[STATED GOAL] Identify each line of the material that contains the string "Voleybolu", and copy those lines.
══ MATERIAL TO PROCESS
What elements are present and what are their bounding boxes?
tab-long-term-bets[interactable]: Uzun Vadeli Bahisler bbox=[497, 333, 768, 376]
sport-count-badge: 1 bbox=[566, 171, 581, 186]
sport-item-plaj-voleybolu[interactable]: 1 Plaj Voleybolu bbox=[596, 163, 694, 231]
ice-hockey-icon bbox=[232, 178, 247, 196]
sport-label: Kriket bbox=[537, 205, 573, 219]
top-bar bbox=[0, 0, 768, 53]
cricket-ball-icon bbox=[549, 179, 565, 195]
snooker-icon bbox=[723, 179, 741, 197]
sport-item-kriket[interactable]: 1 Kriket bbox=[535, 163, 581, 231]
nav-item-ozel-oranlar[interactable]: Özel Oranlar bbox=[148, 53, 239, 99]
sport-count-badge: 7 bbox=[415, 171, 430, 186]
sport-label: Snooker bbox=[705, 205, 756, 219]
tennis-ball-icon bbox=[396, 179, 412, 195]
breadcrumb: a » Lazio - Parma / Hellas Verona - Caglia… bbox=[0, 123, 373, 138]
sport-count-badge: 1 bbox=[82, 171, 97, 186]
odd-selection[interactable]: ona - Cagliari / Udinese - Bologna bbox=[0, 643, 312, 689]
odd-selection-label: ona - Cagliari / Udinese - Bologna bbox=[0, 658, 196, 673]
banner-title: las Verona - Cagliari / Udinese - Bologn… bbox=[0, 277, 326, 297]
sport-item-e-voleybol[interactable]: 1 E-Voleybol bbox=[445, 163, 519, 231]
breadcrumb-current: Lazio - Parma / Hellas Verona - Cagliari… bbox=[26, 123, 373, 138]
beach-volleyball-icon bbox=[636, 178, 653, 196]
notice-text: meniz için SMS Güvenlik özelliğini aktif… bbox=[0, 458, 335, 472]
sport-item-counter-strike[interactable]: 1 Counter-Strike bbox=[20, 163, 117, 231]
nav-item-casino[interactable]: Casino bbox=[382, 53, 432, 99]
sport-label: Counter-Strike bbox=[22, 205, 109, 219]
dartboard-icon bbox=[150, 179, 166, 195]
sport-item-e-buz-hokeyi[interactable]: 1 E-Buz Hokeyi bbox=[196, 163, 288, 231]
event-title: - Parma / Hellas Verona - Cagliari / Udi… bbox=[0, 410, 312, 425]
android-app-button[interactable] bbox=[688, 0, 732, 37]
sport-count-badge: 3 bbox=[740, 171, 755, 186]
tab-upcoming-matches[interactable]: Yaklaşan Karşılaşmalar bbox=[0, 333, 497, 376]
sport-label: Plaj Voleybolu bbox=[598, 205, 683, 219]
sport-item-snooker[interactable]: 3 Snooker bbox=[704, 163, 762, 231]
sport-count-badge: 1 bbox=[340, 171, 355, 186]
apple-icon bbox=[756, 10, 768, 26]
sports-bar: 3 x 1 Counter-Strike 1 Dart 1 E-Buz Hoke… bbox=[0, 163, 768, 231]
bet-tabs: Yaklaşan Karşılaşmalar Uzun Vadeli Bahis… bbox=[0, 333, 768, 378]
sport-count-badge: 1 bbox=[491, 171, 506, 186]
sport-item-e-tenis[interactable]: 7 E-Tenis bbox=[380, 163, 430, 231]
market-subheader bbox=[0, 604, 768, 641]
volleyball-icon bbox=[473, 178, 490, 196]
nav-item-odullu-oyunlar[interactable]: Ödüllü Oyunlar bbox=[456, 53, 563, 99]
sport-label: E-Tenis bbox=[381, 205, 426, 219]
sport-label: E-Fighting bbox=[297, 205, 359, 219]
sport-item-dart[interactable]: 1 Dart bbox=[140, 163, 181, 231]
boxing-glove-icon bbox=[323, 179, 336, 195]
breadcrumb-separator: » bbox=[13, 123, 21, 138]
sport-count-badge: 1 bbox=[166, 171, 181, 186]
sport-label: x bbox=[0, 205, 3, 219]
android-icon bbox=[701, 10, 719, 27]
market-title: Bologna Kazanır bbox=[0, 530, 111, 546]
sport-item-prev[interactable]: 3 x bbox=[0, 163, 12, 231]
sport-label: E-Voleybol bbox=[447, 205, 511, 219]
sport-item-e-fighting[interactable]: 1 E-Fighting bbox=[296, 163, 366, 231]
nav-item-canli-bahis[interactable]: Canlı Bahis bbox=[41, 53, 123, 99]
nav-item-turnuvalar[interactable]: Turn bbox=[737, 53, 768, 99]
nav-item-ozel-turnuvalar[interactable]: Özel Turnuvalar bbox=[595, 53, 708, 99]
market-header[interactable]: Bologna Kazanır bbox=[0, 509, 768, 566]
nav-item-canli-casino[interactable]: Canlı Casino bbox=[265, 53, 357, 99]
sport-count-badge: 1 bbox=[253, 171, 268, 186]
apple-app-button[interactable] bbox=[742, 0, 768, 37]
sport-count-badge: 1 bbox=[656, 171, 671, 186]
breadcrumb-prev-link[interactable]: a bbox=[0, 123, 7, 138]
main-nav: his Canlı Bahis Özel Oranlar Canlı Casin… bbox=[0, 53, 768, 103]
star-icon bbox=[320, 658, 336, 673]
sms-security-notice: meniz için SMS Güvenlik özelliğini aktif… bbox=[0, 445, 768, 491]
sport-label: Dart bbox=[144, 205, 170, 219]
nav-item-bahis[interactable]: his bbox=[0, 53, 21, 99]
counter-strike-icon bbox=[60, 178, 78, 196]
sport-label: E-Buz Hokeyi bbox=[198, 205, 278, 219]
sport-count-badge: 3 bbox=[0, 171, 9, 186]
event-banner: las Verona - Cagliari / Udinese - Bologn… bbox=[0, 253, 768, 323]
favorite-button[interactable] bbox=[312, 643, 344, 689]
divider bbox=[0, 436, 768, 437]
════
[WRITTEN SOLUTION]
sport-item-plaj-voleybolu[interactable]: 1 Plaj Voleybolu bbox=[596, 163, 694, 231]
sport-label: Plaj Voleybolu bbox=[598, 205, 683, 219]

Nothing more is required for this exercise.